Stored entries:

BEGIN

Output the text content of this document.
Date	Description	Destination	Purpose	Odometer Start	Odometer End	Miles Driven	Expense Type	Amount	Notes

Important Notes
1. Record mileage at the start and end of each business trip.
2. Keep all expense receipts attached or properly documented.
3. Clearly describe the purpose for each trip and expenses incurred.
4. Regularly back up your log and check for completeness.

END

Restate the whole listing exactly.

Output the text content of this document.
Date	Description	Destination	Purpose	Odometer Start	Odometer End	Miles Driven	Expense Type	Amount	Notes

Important Notes
1. Record mileage at the start and end of each business trip.
2. Keep all expense receipts attached or properly documented.
3. Clearly describe the purpose for each trip and expenses incurred.
4. Regularly back up your log and check for completeness.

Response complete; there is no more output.